Extract the full listing verbatim and drop any pictures from your copy.

[START OF GIVEN RECORDS]

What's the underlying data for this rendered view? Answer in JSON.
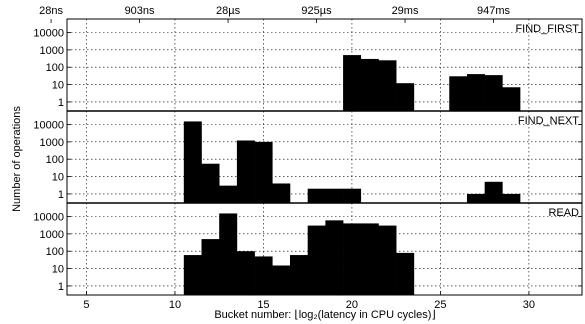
{
  "chart_data": {
    "type": "bar",
    "xlabel": "Bucket number: ⌊log₂(latency in CPU cycles)⌋",
    "ylabel": "Number of operations",
    "x_ticks": [
      5,
      10,
      15,
      20,
      25,
      30
    ],
    "top_ticks": [
      {
        "x": 3,
        "label": "28ns"
      },
      {
        "x": 8,
        "label": "903ns"
      },
      {
        "x": 13,
        "label": "28µs"
      },
      {
        "x": 18,
        "label": "925µs"
      },
      {
        "x": 23,
        "label": "29ms"
      },
      {
        "x": 28,
        "label": "947ms"
      }
    ],
    "xlim": [
      3.9,
      33
    ],
    "y_scale": "log",
    "ylim": [
      0.3,
      60000
    ],
    "y_ticks": [
      1,
      10,
      100,
      1000,
      10000
    ],
    "y_tick_labels": [
      "1",
      "10",
      "100",
      "1000",
      "10000"
    ],
    "grid": true,
    "panels": [
      {
        "title": "FIND_FIRST",
        "buckets": [
          20,
          21,
          22,
          23,
          26,
          27,
          28,
          29
        ],
        "values": [
          500,
          300,
          250,
          12,
          30,
          40,
          35,
          7
        ]
      },
      {
        "title": "FIND_NEXT",
        "buckets": [
          11,
          12,
          13,
          14,
          15,
          16,
          18,
          19,
          20,
          27,
          28,
          29
        ],
        "values": [
          15000,
          55,
          3,
          1200,
          1000,
          4,
          2,
          2,
          2,
          1,
          5,
          1
        ]
      },
      {
        "title": "READ",
        "buckets": [
          11,
          12,
          13,
          14,
          15,
          16,
          17,
          18,
          19,
          20,
          21,
          22,
          23
        ],
        "values": [
          60,
          500,
          15000,
          100,
          50,
          15,
          60,
          3000,
          6000,
          4000,
          4000,
          3000,
          80
        ]
      }
    ]
  }
}
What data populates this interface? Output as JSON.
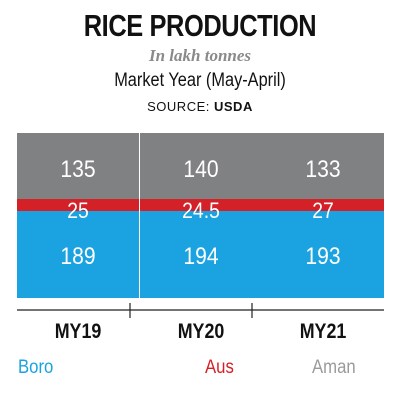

[END OF GIVEN RECORDS]

-- FULL OUTPUT --
What's the underlying data for this rendered view? Answer in JSON.
{
  "chart_data": {
    "type": "bar",
    "xlabel": "Bucket number: ⌊log₂(latency in CPU cycles)⌋",
    "ylabel": "Number of operations",
    "x_ticks": [
      5,
      10,
      15,
      20,
      25,
      30
    ],
    "top_ticks": [
      {
        "x": 3,
        "label": "28ns"
      },
      {
        "x": 8,
        "label": "903ns"
      },
      {
        "x": 13,
        "label": "28µs"
      },
      {
        "x": 18,
        "label": "925µs"
      },
      {
        "x": 23,
        "label": "29ms"
      },
      {
        "x": 28,
        "label": "947ms"
      }
    ],
    "xlim": [
      3.9,
      33
    ],
    "y_scale": "log",
    "ylim": [
      0.3,
      60000
    ],
    "y_ticks": [
      1,
      10,
      100,
      1000,
      10000
    ],
    "y_tick_labels": [
      "1",
      "10",
      "100",
      "1000",
      "10000"
    ],
    "grid": true,
    "panels": [
      {
        "title": "FIND_FIRST",
        "buckets": [
          20,
          21,
          22,
          23,
          26,
          27,
          28,
          29
        ],
        "values": [
          500,
          300,
          250,
          12,
          30,
          40,
          35,
          7
        ]
      },
      {
        "title": "FIND_NEXT",
        "buckets": [
          11,
          12,
          13,
          14,
          15,
          16,
          18,
          19,
          20,
          27,
          28,
          29
        ],
        "values": [
          15000,
          55,
          3,
          1200,
          1000,
          4,
          2,
          2,
          2,
          1,
          5,
          1
        ]
      },
      {
        "title": "READ",
        "buckets": [
          11,
          12,
          13,
          14,
          15,
          16,
          17,
          18,
          19,
          20,
          21,
          22,
          23
        ],
        "values": [
          60,
          500,
          15000,
          100,
          50,
          15,
          60,
          3000,
          6000,
          4000,
          4000,
          3000,
          80
        ]
      }
    ]
  }
}
What data populates this interface? Output as JSON.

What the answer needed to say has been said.